## Collected data
:::::
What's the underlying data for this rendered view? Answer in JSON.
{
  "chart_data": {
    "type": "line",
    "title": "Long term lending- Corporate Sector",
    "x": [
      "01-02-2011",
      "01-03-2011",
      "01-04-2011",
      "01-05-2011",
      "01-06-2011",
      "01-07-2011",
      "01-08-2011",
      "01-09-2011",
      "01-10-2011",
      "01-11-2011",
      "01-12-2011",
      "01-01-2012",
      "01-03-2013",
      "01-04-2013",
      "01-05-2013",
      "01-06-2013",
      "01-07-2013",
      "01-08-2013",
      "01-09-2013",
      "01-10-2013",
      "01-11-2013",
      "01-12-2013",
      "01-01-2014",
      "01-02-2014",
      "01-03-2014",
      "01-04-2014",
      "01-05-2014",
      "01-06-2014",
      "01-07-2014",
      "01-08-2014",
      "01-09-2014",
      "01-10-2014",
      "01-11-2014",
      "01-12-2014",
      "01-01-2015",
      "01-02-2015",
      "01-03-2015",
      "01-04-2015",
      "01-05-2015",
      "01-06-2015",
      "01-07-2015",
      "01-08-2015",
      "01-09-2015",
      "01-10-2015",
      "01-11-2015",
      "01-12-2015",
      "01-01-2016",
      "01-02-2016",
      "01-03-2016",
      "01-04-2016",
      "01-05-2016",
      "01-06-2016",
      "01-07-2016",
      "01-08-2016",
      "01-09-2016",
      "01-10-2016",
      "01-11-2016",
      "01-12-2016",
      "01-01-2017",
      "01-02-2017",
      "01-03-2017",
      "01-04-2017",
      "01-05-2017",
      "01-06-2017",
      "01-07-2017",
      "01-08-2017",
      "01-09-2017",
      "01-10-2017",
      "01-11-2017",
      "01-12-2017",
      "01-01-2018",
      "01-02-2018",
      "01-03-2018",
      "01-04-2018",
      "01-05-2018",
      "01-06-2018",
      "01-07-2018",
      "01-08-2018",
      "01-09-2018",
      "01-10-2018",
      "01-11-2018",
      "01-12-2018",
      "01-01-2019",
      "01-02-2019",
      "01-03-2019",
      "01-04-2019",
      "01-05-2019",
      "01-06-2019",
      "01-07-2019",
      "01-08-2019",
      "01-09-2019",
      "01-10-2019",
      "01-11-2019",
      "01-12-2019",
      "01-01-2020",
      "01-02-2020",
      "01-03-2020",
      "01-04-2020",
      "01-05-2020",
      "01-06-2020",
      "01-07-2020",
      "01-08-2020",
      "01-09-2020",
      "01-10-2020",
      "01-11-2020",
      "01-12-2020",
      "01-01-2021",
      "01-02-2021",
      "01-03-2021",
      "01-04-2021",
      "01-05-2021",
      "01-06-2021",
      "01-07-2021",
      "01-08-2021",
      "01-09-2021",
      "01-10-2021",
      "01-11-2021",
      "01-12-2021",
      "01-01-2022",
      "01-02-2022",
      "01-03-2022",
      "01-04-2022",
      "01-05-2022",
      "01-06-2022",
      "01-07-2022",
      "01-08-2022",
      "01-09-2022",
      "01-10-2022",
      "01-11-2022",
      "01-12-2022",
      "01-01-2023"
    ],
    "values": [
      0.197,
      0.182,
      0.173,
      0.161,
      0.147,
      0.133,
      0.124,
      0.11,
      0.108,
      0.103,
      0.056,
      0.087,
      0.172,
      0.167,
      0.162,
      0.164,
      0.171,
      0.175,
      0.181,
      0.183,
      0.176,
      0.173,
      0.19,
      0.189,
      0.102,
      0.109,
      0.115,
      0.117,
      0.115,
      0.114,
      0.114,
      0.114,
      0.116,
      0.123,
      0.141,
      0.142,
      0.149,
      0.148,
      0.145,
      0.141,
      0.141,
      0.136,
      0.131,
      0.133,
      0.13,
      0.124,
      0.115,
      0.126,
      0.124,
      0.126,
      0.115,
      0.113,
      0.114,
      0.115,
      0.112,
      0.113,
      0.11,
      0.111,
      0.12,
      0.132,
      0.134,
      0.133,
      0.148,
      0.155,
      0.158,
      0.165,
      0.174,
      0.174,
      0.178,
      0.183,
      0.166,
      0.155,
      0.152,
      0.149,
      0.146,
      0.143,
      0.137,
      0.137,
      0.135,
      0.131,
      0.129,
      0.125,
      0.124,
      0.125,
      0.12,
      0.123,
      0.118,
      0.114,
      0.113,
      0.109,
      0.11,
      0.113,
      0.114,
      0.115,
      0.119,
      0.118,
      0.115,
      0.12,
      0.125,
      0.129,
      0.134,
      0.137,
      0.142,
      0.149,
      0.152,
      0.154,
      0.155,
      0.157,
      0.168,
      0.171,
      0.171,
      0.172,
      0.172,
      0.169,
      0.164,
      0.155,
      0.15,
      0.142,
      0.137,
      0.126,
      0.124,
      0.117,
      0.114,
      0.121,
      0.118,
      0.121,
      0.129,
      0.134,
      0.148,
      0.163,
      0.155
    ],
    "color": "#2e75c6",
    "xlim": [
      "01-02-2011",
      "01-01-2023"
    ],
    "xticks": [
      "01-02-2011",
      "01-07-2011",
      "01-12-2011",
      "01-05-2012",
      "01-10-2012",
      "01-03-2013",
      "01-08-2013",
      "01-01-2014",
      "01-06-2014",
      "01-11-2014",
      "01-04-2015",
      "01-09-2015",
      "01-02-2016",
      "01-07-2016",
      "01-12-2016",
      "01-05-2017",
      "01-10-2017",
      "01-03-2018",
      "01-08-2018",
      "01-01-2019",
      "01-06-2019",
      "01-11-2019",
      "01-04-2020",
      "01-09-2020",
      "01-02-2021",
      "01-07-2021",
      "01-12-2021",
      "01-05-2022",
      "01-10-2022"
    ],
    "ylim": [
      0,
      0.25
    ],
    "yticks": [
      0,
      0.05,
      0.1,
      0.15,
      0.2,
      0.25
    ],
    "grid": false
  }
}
:::::
## What to do
Recopy all the lines exactly as they appear.

## Solution to the exercise
What's the underlying data for this rendered view? Answer in JSON.
{
  "chart_data": {
    "type": "line",
    "title": "Long term lending- Corporate Sector",
    "x": [
      "01-02-2011",
      "01-03-2011",
      "01-04-2011",
      "01-05-2011",
      "01-06-2011",
      "01-07-2011",
      "01-08-2011",
      "01-09-2011",
      "01-10-2011",
      "01-11-2011",
      "01-12-2011",
      "01-01-2012",
      "01-03-2013",
      "01-04-2013",
      "01-05-2013",
      "01-06-2013",
      "01-07-2013",
      "01-08-2013",
      "01-09-2013",
      "01-10-2013",
      "01-11-2013",
      "01-12-2013",
      "01-01-2014",
      "01-02-2014",
      "01-03-2014",
      "01-04-2014",
      "01-05-2014",
      "01-06-2014",
      "01-07-2014",
      "01-08-2014",
      "01-09-2014",
      "01-10-2014",
      "01-11-2014",
      "01-12-2014",
      "01-01-2015",
      "01-02-2015",
      "01-03-2015",
      "01-04-2015",
      "01-05-2015",
      "01-06-2015",
      "01-07-2015",
      "01-08-2015",
      "01-09-2015",
      "01-10-2015",
      "01-11-2015",
      "01-12-2015",
      "01-01-2016",
      "01-02-2016",
      "01-03-2016",
      "01-04-2016",
      "01-05-2016",
      "01-06-2016",
      "01-07-2016",
      "01-08-2016",
      "01-09-2016",
      "01-10-2016",
      "01-11-2016",
      "01-12-2016",
      "01-01-2017",
      "01-02-2017",
      "01-03-2017",
      "01-04-2017",
      "01-05-2017",
      "01-06-2017",
      "01-07-2017",
      "01-08-2017",
      "01-09-2017",
      "01-10-2017",
      "01-11-2017",
      "01-12-2017",
      "01-01-2018",
      "01-02-2018",
      "01-03-2018",
      "01-04-2018",
      "01-05-2018",
      "01-06-2018",
      "01-07-2018",
      "01-08-2018",
      "01-09-2018",
      "01-10-2018",
      "01-11-2018",
      "01-12-2018",
      "01-01-2019",
      "01-02-2019",
      "01-03-2019",
      "01-04-2019",
      "01-05-2019",
      "01-06-2019",
      "01-07-2019",
      "01-08-2019",
      "01-09-2019",
      "01-10-2019",
      "01-11-2019",
      "01-12-2019",
      "01-01-2020",
      "01-02-2020",
      "01-03-2020",
      "01-04-2020",
      "01-05-2020",
      "01-06-2020",
      "01-07-2020",
      "01-08-2020",
      "01-09-2020",
      "01-10-2020",
      "01-11-2020",
      "01-12-2020",
      "01-01-2021",
      "01-02-2021",
      "01-03-2021",
      "01-04-2021",
      "01-05-2021",
      "01-06-2021",
      "01-07-2021",
      "01-08-2021",
      "01-09-2021",
      "01-10-2021",
      "01-11-2021",
      "01-12-2021",
      "01-01-2022",
      "01-02-2022",
      "01-03-2022",
      "01-04-2022",
      "01-05-2022",
      "01-06-2022",
      "01-07-2022",
      "01-08-2022",
      "01-09-2022",
      "01-10-2022",
      "01-11-2022",
      "01-12-2022",
      "01-01-2023"
    ],
    "values": [
      0.197,
      0.182,
      0.173,
      0.161,
      0.147,
      0.133,
      0.124,
      0.11,
      0.108,
      0.103,
      0.056,
      0.087,
      0.172,
      0.167,
      0.162,
      0.164,
      0.171,
      0.175,
      0.181,
      0.183,
      0.176,
      0.173,
      0.19,
      0.189,
      0.102,
      0.109,
      0.115,
      0.117,
      0.115,
      0.114,
      0.114,
      0.114,
      0.116,
      0.123,
      0.141,
      0.142,
      0.149,
      0.148,
      0.145,
      0.141,
      0.141,
      0.136,
      0.131,
      0.133,
      0.13,
      0.124,
      0.115,
      0.126,
      0.124,
      0.126,
      0.115,
      0.113,
      0.114,
      0.115,
      0.112,
      0.113,
      0.11,
      0.111,
      0.12,
      0.132,
      0.134,
      0.133,
      0.148,
      0.155,
      0.158,
      0.165,
      0.174,
      0.174,
      0.178,
      0.183,
      0.166,
      0.155,
      0.152,
      0.149,
      0.146,
      0.143,
      0.137,
      0.137,
      0.135,
      0.131,
      0.129,
      0.125,
      0.124,
      0.125,
      0.12,
      0.123,
      0.118,
      0.114,
      0.113,
      0.109,
      0.11,
      0.113,
      0.114,
      0.115,
      0.119,
      0.118,
      0.115,
      0.12,
      0.125,
      0.129,
      0.134,
      0.137,
      0.142,
      0.149,
      0.152,
      0.154,
      0.155,
      0.157,
      0.168,
      0.171,
      0.171,
      0.172,
      0.172,
      0.169,
      0.164,
      0.155,
      0.15,
      0.142,
      0.137,
      0.126,
      0.124,
      0.117,
      0.114,
      0.121,
      0.118,
      0.121,
      0.129,
      0.134,
      0.148,
      0.163,
      0.155
    ],
    "color": "#2e75c6",
    "xlim": [
      "01-02-2011",
      "01-01-2023"
    ],
    "xticks": [
      "01-02-2011",
      "01-07-2011",
      "01-12-2011",
      "01-05-2012",
      "01-10-2012",
      "01-03-2013",
      "01-08-2013",
      "01-01-2014",
      "01-06-2014",
      "01-11-2014",
      "01-04-2015",
      "01-09-2015",
      "01-02-2016",
      "01-07-2016",
      "01-12-2016",
      "01-05-2017",
      "01-10-2017",
      "01-03-2018",
      "01-08-2018",
      "01-01-2019",
      "01-06-2019",
      "01-11-2019",
      "01-04-2020",
      "01-09-2020",
      "01-02-2021",
      "01-07-2021",
      "01-12-2021",
      "01-05-2022",
      "01-10-2022"
    ],
    "ylim": [
      0,
      0.25
    ],
    "yticks": [
      0,
      0.05,
      0.1,
      0.15,
      0.2,
      0.25
    ],
    "grid": false
  }
}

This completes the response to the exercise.